What to work on
Report every line from the material that contains the word "this".

Provided entries
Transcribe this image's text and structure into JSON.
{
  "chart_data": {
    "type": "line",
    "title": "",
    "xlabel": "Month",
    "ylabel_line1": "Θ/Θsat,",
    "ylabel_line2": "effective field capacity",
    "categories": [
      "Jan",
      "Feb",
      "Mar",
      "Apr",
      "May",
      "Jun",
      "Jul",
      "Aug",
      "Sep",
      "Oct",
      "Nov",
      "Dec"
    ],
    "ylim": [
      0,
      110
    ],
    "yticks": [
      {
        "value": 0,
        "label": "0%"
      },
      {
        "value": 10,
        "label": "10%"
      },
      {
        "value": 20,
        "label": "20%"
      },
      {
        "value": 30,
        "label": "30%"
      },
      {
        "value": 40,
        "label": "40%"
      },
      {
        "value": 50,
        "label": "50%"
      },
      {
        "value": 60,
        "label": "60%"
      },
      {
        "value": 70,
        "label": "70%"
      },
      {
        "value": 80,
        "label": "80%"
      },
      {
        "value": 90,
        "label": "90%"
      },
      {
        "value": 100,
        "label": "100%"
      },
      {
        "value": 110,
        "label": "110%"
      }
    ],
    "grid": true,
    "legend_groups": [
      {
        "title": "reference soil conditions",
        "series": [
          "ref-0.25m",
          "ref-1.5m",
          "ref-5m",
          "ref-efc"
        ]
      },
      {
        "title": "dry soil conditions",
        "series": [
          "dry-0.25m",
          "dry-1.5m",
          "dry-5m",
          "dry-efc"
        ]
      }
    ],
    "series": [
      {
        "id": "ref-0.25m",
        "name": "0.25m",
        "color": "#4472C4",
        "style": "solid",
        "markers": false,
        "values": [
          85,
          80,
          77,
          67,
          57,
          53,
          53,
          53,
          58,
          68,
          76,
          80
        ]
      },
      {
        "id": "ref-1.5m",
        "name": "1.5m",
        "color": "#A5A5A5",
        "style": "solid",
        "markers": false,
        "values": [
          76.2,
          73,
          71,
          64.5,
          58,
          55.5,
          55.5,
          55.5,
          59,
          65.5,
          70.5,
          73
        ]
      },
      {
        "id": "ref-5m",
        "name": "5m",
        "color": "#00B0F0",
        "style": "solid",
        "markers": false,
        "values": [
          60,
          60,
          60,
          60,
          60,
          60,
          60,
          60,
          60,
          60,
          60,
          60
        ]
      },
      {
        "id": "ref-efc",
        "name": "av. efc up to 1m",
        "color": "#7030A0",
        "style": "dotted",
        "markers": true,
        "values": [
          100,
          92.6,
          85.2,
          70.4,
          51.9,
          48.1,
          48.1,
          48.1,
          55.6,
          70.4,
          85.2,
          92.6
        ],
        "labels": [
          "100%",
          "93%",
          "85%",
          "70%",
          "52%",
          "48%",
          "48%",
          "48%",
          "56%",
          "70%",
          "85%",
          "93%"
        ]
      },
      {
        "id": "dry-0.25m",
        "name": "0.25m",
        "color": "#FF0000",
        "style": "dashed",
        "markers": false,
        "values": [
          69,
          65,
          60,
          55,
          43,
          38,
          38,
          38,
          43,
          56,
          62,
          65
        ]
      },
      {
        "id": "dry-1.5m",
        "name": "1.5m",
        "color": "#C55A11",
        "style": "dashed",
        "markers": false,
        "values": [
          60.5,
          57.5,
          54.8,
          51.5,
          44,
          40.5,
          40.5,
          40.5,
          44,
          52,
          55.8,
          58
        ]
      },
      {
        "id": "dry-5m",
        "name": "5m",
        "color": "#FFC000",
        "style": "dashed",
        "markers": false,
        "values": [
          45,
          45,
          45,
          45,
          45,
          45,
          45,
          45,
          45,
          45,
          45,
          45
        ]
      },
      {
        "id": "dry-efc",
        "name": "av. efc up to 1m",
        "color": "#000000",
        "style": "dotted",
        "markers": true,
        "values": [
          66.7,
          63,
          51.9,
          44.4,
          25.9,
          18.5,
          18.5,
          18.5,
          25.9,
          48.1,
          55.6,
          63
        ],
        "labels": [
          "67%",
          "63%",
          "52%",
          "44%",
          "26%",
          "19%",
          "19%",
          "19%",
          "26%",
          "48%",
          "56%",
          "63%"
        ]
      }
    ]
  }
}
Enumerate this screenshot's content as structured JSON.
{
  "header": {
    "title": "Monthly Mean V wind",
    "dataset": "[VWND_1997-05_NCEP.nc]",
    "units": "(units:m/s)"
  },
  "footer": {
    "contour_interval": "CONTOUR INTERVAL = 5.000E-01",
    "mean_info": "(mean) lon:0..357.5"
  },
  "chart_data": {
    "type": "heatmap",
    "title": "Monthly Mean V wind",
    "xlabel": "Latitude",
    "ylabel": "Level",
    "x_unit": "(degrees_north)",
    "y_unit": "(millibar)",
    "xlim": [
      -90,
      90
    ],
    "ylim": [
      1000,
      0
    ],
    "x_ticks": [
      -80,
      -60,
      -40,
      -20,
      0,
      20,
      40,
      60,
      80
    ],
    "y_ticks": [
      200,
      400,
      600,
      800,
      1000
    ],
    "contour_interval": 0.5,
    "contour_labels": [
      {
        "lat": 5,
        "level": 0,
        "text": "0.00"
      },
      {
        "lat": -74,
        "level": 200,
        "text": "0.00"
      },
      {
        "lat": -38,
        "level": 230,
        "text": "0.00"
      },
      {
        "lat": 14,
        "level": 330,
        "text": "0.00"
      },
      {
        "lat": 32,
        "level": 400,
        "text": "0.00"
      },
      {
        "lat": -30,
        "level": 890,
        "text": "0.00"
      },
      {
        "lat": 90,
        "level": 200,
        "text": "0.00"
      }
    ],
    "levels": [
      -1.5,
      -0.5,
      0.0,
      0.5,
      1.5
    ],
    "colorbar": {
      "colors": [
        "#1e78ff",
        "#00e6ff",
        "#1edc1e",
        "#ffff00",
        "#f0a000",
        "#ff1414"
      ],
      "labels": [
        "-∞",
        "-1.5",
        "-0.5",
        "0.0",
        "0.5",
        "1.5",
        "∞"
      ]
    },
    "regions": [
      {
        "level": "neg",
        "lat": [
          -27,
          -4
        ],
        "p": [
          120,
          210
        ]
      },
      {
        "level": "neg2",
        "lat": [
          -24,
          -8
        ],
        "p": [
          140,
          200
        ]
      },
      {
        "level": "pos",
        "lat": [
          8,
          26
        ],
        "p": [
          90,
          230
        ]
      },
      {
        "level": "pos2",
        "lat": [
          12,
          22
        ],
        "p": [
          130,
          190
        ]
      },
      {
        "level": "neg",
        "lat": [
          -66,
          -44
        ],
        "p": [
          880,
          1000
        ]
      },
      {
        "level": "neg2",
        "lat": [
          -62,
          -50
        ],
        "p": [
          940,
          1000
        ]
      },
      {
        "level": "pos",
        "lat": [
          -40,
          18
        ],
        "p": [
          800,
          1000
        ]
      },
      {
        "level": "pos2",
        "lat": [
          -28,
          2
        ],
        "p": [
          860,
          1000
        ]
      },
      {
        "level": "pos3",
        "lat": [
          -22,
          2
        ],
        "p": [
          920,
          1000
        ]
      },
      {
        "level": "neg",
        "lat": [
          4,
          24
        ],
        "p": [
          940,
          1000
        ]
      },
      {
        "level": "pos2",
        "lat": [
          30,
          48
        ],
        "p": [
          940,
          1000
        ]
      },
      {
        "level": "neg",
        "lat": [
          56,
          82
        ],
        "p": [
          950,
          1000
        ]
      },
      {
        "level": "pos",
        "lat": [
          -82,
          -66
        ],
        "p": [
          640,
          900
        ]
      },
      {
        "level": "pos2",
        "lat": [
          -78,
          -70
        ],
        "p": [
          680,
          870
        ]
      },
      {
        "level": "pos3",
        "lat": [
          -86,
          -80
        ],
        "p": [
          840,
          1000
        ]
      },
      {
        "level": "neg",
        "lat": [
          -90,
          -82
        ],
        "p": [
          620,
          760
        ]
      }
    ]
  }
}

Answer below
Transcribe this image's text and structure into JSON.
Enumerate this screenshot's content as structured JSON.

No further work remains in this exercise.